=== Instructions for the task ===
From the entries below, copy out every line with "JSON" in it.

___ Exercise data ___

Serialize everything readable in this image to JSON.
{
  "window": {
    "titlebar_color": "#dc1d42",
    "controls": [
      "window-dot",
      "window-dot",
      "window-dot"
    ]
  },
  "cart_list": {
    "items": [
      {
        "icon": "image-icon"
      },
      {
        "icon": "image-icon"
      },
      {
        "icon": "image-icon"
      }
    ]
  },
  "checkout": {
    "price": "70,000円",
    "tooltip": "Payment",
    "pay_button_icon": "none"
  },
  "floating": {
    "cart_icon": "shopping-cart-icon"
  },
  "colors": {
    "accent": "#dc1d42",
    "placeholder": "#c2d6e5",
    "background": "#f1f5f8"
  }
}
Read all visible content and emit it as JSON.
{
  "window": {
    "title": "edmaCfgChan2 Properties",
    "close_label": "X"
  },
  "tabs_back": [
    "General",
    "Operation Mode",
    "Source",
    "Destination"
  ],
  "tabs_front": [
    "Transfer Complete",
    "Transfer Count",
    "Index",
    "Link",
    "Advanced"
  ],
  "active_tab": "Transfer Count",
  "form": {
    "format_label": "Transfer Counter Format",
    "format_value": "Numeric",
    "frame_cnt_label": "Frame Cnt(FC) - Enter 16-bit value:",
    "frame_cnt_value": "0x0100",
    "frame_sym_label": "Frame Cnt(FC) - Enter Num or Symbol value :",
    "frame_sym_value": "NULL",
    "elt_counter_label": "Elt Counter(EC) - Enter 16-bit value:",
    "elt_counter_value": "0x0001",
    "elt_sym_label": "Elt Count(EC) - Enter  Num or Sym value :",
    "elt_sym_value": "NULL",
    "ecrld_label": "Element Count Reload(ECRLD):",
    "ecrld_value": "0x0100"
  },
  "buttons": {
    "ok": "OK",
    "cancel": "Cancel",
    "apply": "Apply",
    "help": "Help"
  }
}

___

=== Full solution ===
Serialize everything readable in this image to JSON.
Read all visible content and emit it as JSON.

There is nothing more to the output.